▸ **Listed records**:
☆ ☆ ☆ ☆

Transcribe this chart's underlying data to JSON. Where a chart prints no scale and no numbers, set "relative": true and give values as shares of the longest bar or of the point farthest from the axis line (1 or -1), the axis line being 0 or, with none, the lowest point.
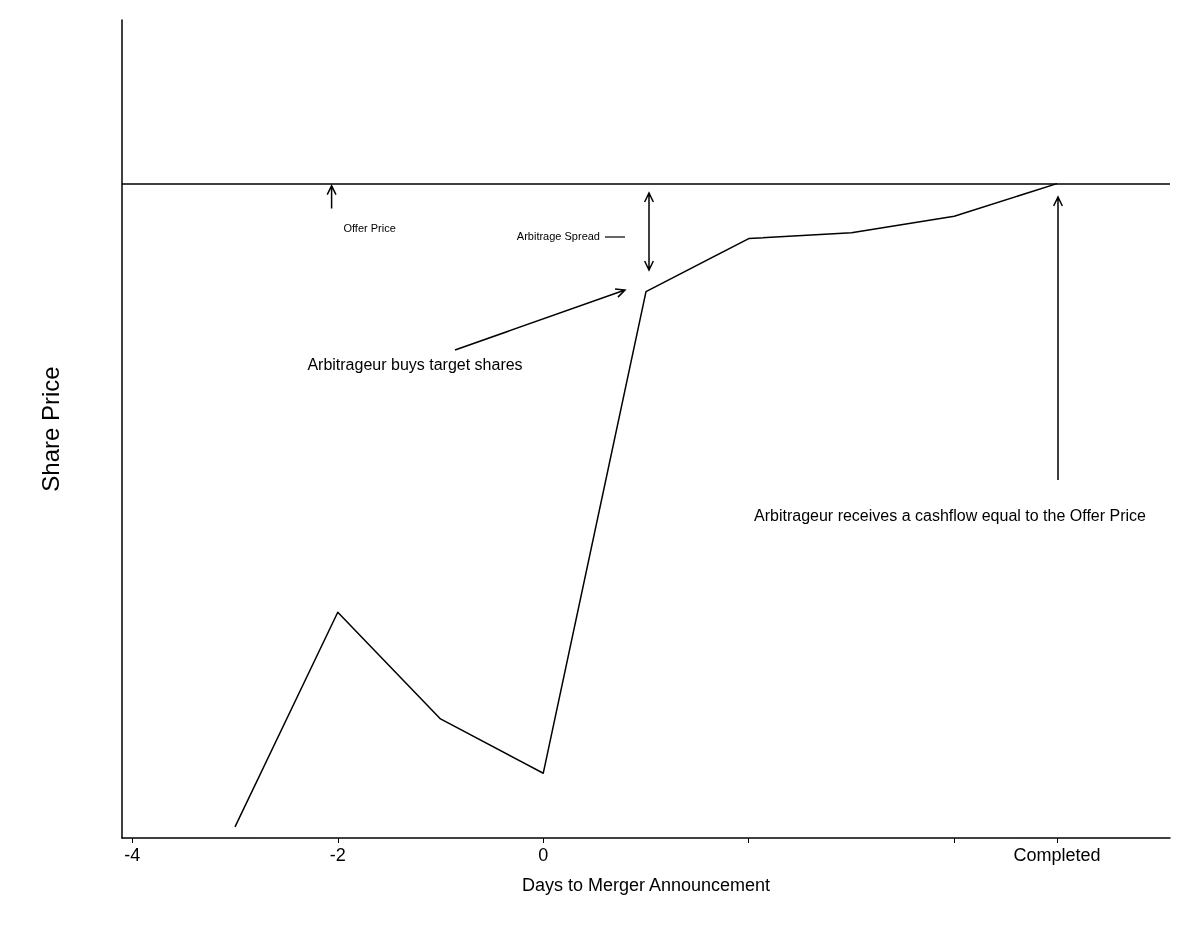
{
  "chart_data": {
    "type": "line",
    "relative": true,
    "xlabel": "Days to Merger Announcement",
    "ylabel": "Share Price",
    "x": [
      -3,
      -2,
      -1,
      0,
      1,
      2,
      3,
      4,
      5
    ],
    "series": [
      {
        "color": "#000000",
        "values": [
          0.017,
          0.345,
          0.182,
          0.099,
          0.835,
          0.916,
          0.925,
          0.95,
          1.0
        ]
      }
    ],
    "xlim": [
      -4.1,
      6.1
    ],
    "xticks": [
      -4,
      -2,
      0,
      {
        "value": 2,
        "label": null
      },
      {
        "value": 4,
        "label": null
      },
      {
        "value": 5,
        "label": "Completed"
      }
    ],
    "marker": "none",
    "line_style": "solid",
    "grid": false,
    "ref_lines": [
      {
        "axis": "y",
        "value": 1,
        "label": "Offer Price",
        "color": "#000000"
      }
    ],
    "annotations": [
      "Arbitrageur buys target shares",
      "Arbitrage Spread",
      "Arbitrageur receives a cashflow equal to the Offer Price"
    ]
  }
}
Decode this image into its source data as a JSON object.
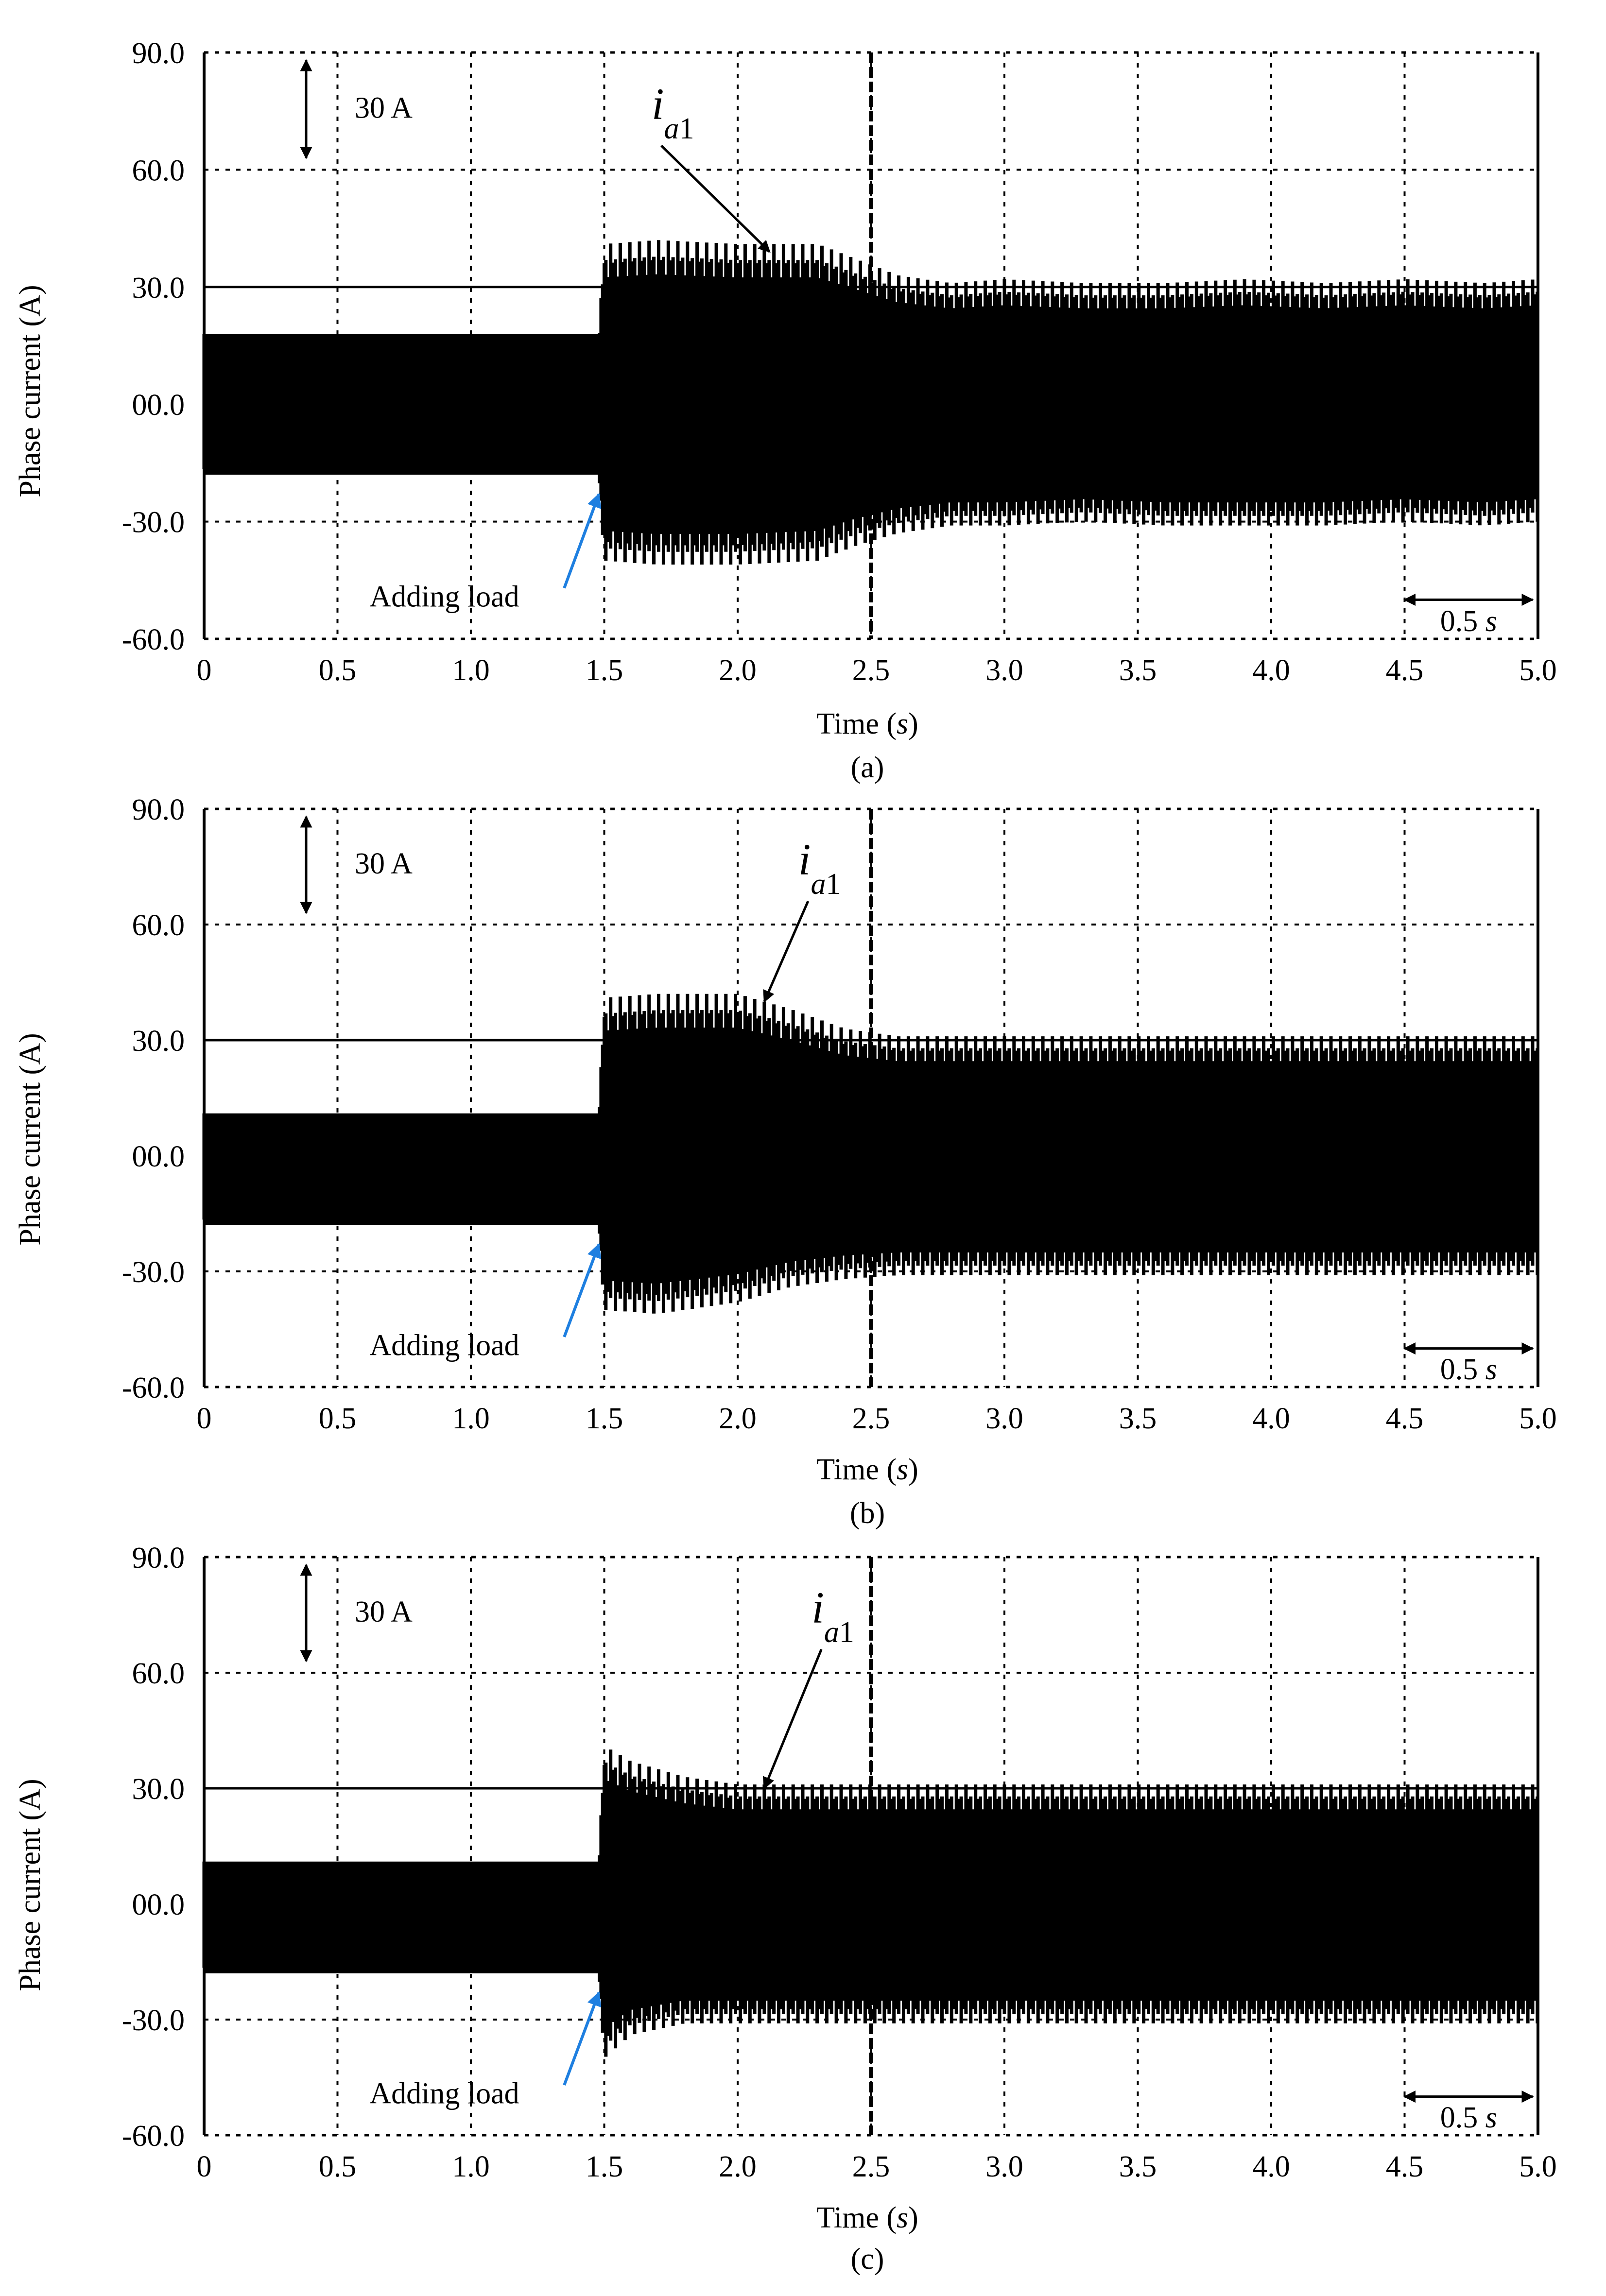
{
  "figure": {
    "panels": [
      "a",
      "b",
      "c"
    ]
  },
  "chart_data": [
    {
      "type": "line",
      "caption": "(a)",
      "xlabel": "Time",
      "xunit": "s",
      "ylabel": "Phase current  (A)",
      "xlim": [
        0,
        5.0
      ],
      "ylim": [
        -60,
        90
      ],
      "grid": true,
      "xticks": [
        "0",
        "0.5",
        "1.0",
        "1.5",
        "2.0",
        "2.5",
        "3.0",
        "3.5",
        "4.0",
        "4.5",
        "5.0"
      ],
      "yticks": [
        "90.0",
        "60.0",
        "30.0",
        "00.0",
        "-30.0",
        "-60.0"
      ],
      "reference_line": 30.0,
      "annotations": {
        "scale_label": "30 A",
        "time_scale_label": "0.5 s",
        "signal_label": "ia1",
        "event_label": "Adding load"
      },
      "series": [
        {
          "name": "ia1",
          "envelope": {
            "t": [
              0,
              1.48,
              1.5,
              1.7,
              2.0,
              2.3,
              2.45,
              2.6,
              2.8,
              3.0,
              3.3,
              3.6,
              3.9,
              4.2,
              4.5,
              4.8,
              5.0
            ],
            "max": [
              18,
              18,
              41,
              42,
              41,
              41,
              37,
              33,
              31,
              32,
              31,
              31,
              32,
              31,
              32,
              31,
              32
            ],
            "min": [
              -18,
              -18,
              -40,
              -41,
              -41,
              -40,
              -36,
              -33,
              -31,
              -31,
              -30,
              -31,
              -31,
              -31,
              -30,
              -31,
              -30
            ]
          }
        }
      ]
    },
    {
      "type": "line",
      "caption": "(b)",
      "xlabel": "Time",
      "xunit": "s",
      "ylabel": "Phase current  (A)",
      "xlim": [
        0,
        5.0
      ],
      "ylim": [
        -60,
        90
      ],
      "grid": true,
      "xticks": [
        "0",
        "0.5",
        "1.0",
        "1.5",
        "2.0",
        "2.5",
        "3.0",
        "3.5",
        "4.0",
        "4.5",
        "5.0"
      ],
      "yticks": [
        "90.0",
        "60.0",
        "30.0",
        "00.0",
        "-30.0",
        "-60.0"
      ],
      "reference_line": 30.0,
      "annotations": {
        "scale_label": "30 A",
        "time_scale_label": "0.5 s",
        "signal_label": "ia1",
        "event_label": "Adding load"
      },
      "series": [
        {
          "name": "ia1",
          "envelope": {
            "t": [
              0,
              1.48,
              1.5,
              1.7,
              2.0,
              2.2,
              2.4,
              2.6,
              3.0,
              3.5,
              4.0,
              4.5,
              5.0
            ],
            "max": [
              11,
              11,
              41,
              42,
              42,
              38,
              33,
              31,
              31,
              31,
              31,
              31,
              31
            ],
            "min": [
              -18,
              -18,
              -40,
              -41,
              -38,
              -34,
              -32,
              -31,
              -31,
              -31,
              -31,
              -31,
              -31
            ]
          }
        }
      ]
    },
    {
      "type": "line",
      "caption": "(c)",
      "xlabel": "Time",
      "xunit": "s",
      "ylabel": "Phase current  (A)",
      "xlim": [
        0,
        5.0
      ],
      "ylim": [
        -60,
        90
      ],
      "grid": true,
      "xticks": [
        "0",
        "0.5",
        "1.0",
        "1.5",
        "2.0",
        "2.5",
        "3.0",
        "3.5",
        "4.0",
        "4.5",
        "5.0"
      ],
      "yticks": [
        "90.0",
        "60.0",
        "30.0",
        "00.0",
        "-30.0",
        "-60.0"
      ],
      "reference_line": 30.0,
      "annotations": {
        "scale_label": "30 A",
        "time_scale_label": "0.5 s",
        "signal_label": "ia1",
        "event_label": "Adding load"
      },
      "series": [
        {
          "name": "ia1",
          "envelope": {
            "t": [
              0,
              1.48,
              1.5,
              1.6,
              1.8,
              2.0,
              2.3,
              2.6,
              3.0,
              3.5,
              4.0,
              4.5,
              5.0
            ],
            "max": [
              11,
              11,
              41,
              37,
              33,
              31,
              31,
              31,
              31,
              31,
              31,
              31,
              31
            ],
            "min": [
              -18,
              -18,
              -40,
              -34,
              -31,
              -31,
              -31,
              -31,
              -31,
              -31,
              -31,
              -31,
              -31
            ]
          }
        }
      ]
    }
  ]
}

☆ ☆ ☆ ☆

▸ **What is being asked**:
Print all entries exactly. The images do not belong in the copy.

▸ **Problem solution**:
Transcribe this chart's underlying data to JSON. Where a chart prints no scale and no numbers, set "relative": true and give values as shares of the longest bar or of the point farthest from the axis line (1 or -1), the axis line being 0 or, with none, the lowest point.
{
  "chart_data": {
    "type": "line",
    "relative": true,
    "xlabel": "Days to Merger Announcement",
    "ylabel": "Share Price",
    "x": [
      -3,
      -2,
      -1,
      0,
      1,
      2,
      3,
      4,
      5
    ],
    "series": [
      {
        "color": "#000000",
        "values": [
          0.017,
          0.345,
          0.182,
          0.099,
          0.835,
          0.916,
          0.925,
          0.95,
          1.0
        ]
      }
    ],
    "xlim": [
      -4.1,
      6.1
    ],
    "xticks": [
      -4,
      -2,
      0,
      {
        "value": 2,
        "label": null
      },
      {
        "value": 4,
        "label": null
      },
      {
        "value": 5,
        "label": "Completed"
      }
    ],
    "marker": "none",
    "line_style": "solid",
    "grid": false,
    "ref_lines": [
      {
        "axis": "y",
        "value": 1,
        "label": "Offer Price",
        "color": "#000000"
      }
    ],
    "annotations": [
      "Arbitrageur buys target shares",
      "Arbitrage Spread",
      "Arbitrageur receives a cashflow equal to the Offer Price"
    ]
  }
}
Decode this image into its source data as a JSON object.
{
  "figure": {
    "panels": [
      "a",
      "b",
      "c"
    ]
  },
  "chart_data": [
    {
      "type": "line",
      "caption": "(a)",
      "xlabel": "Time",
      "xunit": "s",
      "ylabel": "Phase current  (A)",
      "xlim": [
        0,
        5.0
      ],
      "ylim": [
        -60,
        90
      ],
      "grid": true,
      "xticks": [
        "0",
        "0.5",
        "1.0",
        "1.5",
        "2.0",
        "2.5",
        "3.0",
        "3.5",
        "4.0",
        "4.5",
        "5.0"
      ],
      "yticks": [
        "90.0",
        "60.0",
        "30.0",
        "00.0",
        "-30.0",
        "-60.0"
      ],
      "reference_line": 30.0,
      "annotations": {
        "scale_label": "30 A",
        "time_scale_label": "0.5 s",
        "signal_label": "ia1",
        "event_label": "Adding load"
      },
      "series": [
        {
          "name": "ia1",
          "envelope": {
            "t": [
              0,
              1.48,
              1.5,
              1.7,
              2.0,
              2.3,
              2.45,
              2.6,
              2.8,
              3.0,
              3.3,
              3.6,
              3.9,
              4.2,
              4.5,
              4.8,
              5.0
            ],
            "max": [
              18,
              18,
              41,
              42,
              41,
              41,
              37,
              33,
              31,
              32,
              31,
              31,
              32,
              31,
              32,
              31,
              32
            ],
            "min": [
              -18,
              -18,
              -40,
              -41,
              -41,
              -40,
              -36,
              -33,
              -31,
              -31,
              -30,
              -31,
              -31,
              -31,
              -30,
              -31,
              -30
            ]
          }
        }
      ]
    },
    {
      "type": "line",
      "caption": "(b)",
      "xlabel": "Time",
      "xunit": "s",
      "ylabel": "Phase current  (A)",
      "xlim": [
        0,
        5.0
      ],
      "ylim": [
        -60,
        90
      ],
      "grid": true,
      "xticks": [
        "0",
        "0.5",
        "1.0",
        "1.5",
        "2.0",
        "2.5",
        "3.0",
        "3.5",
        "4.0",
        "4.5",
        "5.0"
      ],
      "yticks": [
        "90.0",
        "60.0",
        "30.0",
        "00.0",
        "-30.0",
        "-60.0"
      ],
      "reference_line": 30.0,
      "annotations": {
        "scale_label": "30 A",
        "time_scale_label": "0.5 s",
        "signal_label": "ia1",
        "event_label": "Adding load"
      },
      "series": [
        {
          "name": "ia1",
          "envelope": {
            "t": [
              0,
              1.48,
              1.5,
              1.7,
              2.0,
              2.2,
              2.4,
              2.6,
              3.0,
              3.5,
              4.0,
              4.5,
              5.0
            ],
            "max": [
              11,
              11,
              41,
              42,
              42,
              38,
              33,
              31,
              31,
              31,
              31,
              31,
              31
            ],
            "min": [
              -18,
              -18,
              -40,
              -41,
              -38,
              -34,
              -32,
              -31,
              -31,
              -31,
              -31,
              -31,
              -31
            ]
          }
        }
      ]
    },
    {
      "type": "line",
      "caption": "(c)",
      "xlabel": "Time",
      "xunit": "s",
      "ylabel": "Phase current  (A)",
      "xlim": [
        0,
        5.0
      ],
      "ylim": [
        -60,
        90
      ],
      "grid": true,
      "xticks": [
        "0",
        "0.5",
        "1.0",
        "1.5",
        "2.0",
        "2.5",
        "3.0",
        "3.5",
        "4.0",
        "4.5",
        "5.0"
      ],
      "yticks": [
        "90.0",
        "60.0",
        "30.0",
        "00.0",
        "-30.0",
        "-60.0"
      ],
      "reference_line": 30.0,
      "annotations": {
        "scale_label": "30 A",
        "time_scale_label": "0.5 s",
        "signal_label": "ia1",
        "event_label": "Adding load"
      },
      "series": [
        {
          "name": "ia1",
          "envelope": {
            "t": [
              0,
              1.48,
              1.5,
              1.6,
              1.8,
              2.0,
              2.3,
              2.6,
              3.0,
              3.5,
              4.0,
              4.5,
              5.0
            ],
            "max": [
              11,
              11,
              41,
              37,
              33,
              31,
              31,
              31,
              31,
              31,
              31,
              31,
              31
            ],
            "min": [
              -18,
              -18,
              -40,
              -34,
              -31,
              -31,
              -31,
              -31,
              -31,
              -31,
              -31,
              -31,
              -31
            ]
          }
        }
      ]
    }
  ]
}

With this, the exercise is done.